(Extracts from a graphics dataset)
────────

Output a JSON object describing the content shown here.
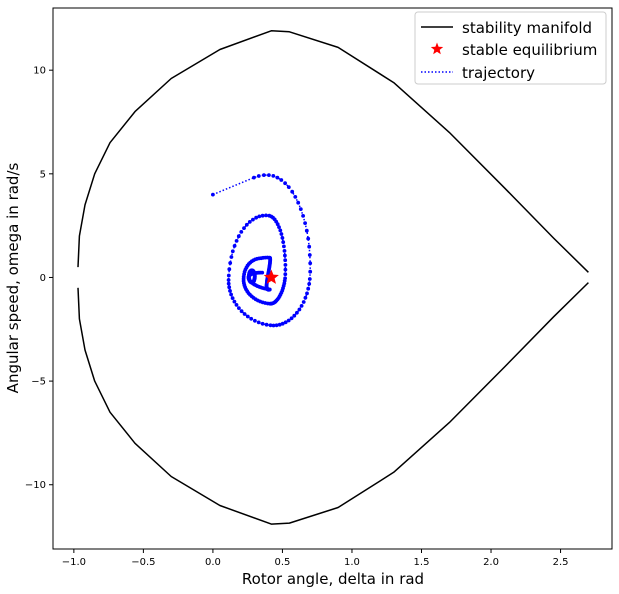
{
  "chart_data": {
    "type": "line",
    "xlabel": "Rotor angle, delta in rad",
    "ylabel": "Angular speed, omega in rad/s",
    "xlim": [
      -1.15,
      2.87
    ],
    "ylim": [
      -13.1,
      13.0
    ],
    "x_ticks": [
      -1.0,
      -0.5,
      0.0,
      0.5,
      1.0,
      1.5,
      2.0,
      2.5
    ],
    "x_tick_labels": [
      "−1.0",
      "−0.5",
      "0.0",
      "0.5",
      "1.0",
      "1.5",
      "2.0",
      "2.5"
    ],
    "y_ticks": [
      -10,
      -5,
      0,
      5,
      10
    ],
    "y_tick_labels": [
      "−10",
      "−5",
      "0",
      "5",
      "10"
    ],
    "grid": false,
    "legend_position": "top-right",
    "series": [
      {
        "name": "stability manifold",
        "style": "solid line",
        "color": "#000000",
        "upper": [
          [
            -0.97,
            0.5
          ],
          [
            -0.96,
            2.0
          ],
          [
            -0.92,
            3.5
          ],
          [
            -0.85,
            5.0
          ],
          [
            -0.74,
            6.5
          ],
          [
            -0.56,
            8.0
          ],
          [
            -0.3,
            9.6
          ],
          [
            0.05,
            11.0
          ],
          [
            0.42,
            11.9
          ],
          [
            0.55,
            11.85
          ],
          [
            0.9,
            11.1
          ],
          [
            1.3,
            9.4
          ],
          [
            1.7,
            7.0
          ],
          [
            2.1,
            4.3
          ],
          [
            2.45,
            1.9
          ],
          [
            2.7,
            0.25
          ]
        ],
        "lower": [
          [
            -0.97,
            -0.5
          ],
          [
            -0.96,
            -2.0
          ],
          [
            -0.92,
            -3.5
          ],
          [
            -0.85,
            -5.0
          ],
          [
            -0.74,
            -6.5
          ],
          [
            -0.56,
            -8.0
          ],
          [
            -0.3,
            -9.6
          ],
          [
            0.05,
            -11.0
          ],
          [
            0.42,
            -11.9
          ],
          [
            0.55,
            -11.85
          ],
          [
            0.9,
            -11.1
          ],
          [
            1.3,
            -9.4
          ],
          [
            1.7,
            -7.0
          ],
          [
            2.1,
            -4.3
          ],
          [
            2.45,
            -1.9
          ],
          [
            2.7,
            -0.25
          ]
        ]
      },
      {
        "name": "stable equilibrium",
        "style": "star marker",
        "color": "#ff0000",
        "x": [
          0.42
        ],
        "y": [
          0.0
        ]
      },
      {
        "name": "trajectory",
        "style": "dotted line with dot markers",
        "color": "#0000ff",
        "spiral": {
          "center": [
            0.41,
            0.0
          ],
          "start_point": [
            0.0,
            4.0
          ],
          "lobes": [
            {
              "x_min": 0.0,
              "x_max": 0.76,
              "y_min": -3.2,
              "y_max": 5.05
            },
            {
              "x_min": 0.14,
              "x_max": 0.56,
              "y_min": -1.6,
              "y_max": 3.1
            },
            {
              "x_min": 0.24,
              "x_max": 0.43,
              "y_min": -1.0,
              "y_max": 1.0
            }
          ]
        }
      }
    ]
  }
}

────────

Problem to work on: Select the lines that carry the string "color" and copy them.

Full answer:
        "color": "#000000",
        "color": "#ff0000",
        "color": "#0000ff",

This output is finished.